_Short exercise_. Pick out each line containing the string "mais" and copy it.

(Stored items)
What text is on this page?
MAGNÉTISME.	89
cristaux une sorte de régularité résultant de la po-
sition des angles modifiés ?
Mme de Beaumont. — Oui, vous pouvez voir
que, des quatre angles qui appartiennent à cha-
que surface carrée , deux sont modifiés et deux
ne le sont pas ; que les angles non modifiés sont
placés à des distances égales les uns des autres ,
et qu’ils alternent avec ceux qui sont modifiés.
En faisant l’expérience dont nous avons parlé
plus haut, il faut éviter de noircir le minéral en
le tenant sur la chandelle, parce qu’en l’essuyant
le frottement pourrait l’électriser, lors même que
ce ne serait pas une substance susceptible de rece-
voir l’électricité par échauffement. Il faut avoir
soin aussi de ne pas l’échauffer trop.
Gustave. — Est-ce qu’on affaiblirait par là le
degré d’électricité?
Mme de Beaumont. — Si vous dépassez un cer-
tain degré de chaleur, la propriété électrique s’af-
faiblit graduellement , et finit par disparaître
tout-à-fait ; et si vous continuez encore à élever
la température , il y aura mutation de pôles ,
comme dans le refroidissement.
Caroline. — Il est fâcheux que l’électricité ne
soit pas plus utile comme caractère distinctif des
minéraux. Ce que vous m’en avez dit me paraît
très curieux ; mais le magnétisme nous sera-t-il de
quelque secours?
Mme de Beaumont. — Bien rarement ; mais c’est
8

==

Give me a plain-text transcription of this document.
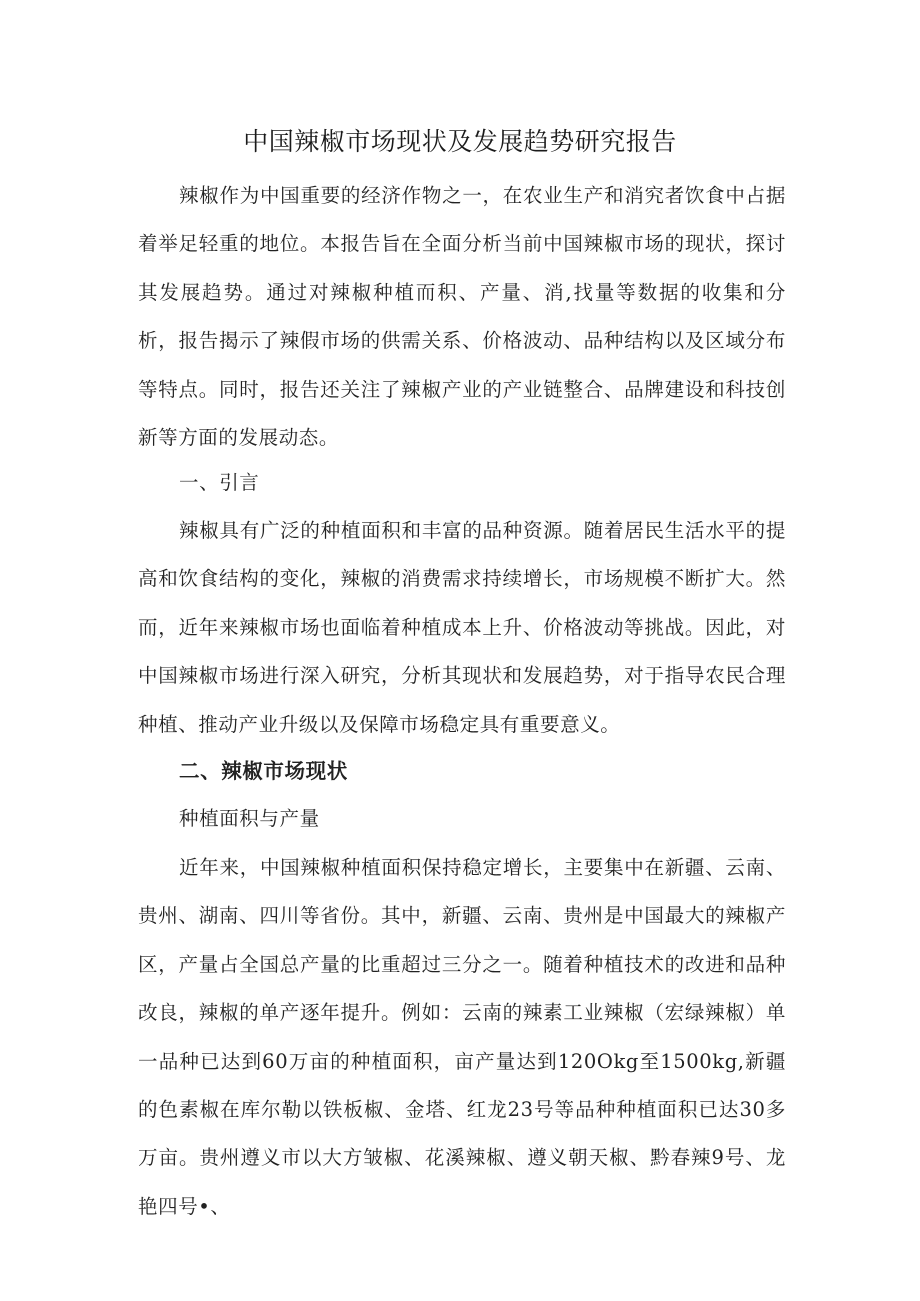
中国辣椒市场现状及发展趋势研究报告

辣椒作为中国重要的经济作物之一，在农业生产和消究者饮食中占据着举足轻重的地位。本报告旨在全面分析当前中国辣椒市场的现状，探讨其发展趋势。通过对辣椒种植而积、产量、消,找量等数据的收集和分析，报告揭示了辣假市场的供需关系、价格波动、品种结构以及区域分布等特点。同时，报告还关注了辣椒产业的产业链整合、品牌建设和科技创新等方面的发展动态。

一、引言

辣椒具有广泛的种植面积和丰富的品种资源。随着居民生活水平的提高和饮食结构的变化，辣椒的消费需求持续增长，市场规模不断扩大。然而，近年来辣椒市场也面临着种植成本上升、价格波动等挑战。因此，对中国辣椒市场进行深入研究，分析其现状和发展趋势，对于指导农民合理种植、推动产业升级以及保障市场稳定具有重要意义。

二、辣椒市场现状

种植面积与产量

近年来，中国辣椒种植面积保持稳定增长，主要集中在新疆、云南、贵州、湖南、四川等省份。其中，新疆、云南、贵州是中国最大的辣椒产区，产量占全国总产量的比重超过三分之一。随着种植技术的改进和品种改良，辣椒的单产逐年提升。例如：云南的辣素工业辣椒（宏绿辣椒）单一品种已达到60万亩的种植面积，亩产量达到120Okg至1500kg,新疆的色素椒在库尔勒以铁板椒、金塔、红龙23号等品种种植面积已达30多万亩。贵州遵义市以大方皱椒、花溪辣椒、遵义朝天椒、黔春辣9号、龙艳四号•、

_Solution_.
très curieux ; mais le magnétisme nous sera-t-il de
Mme de Beaumont. — Bien rarement ; mais c’est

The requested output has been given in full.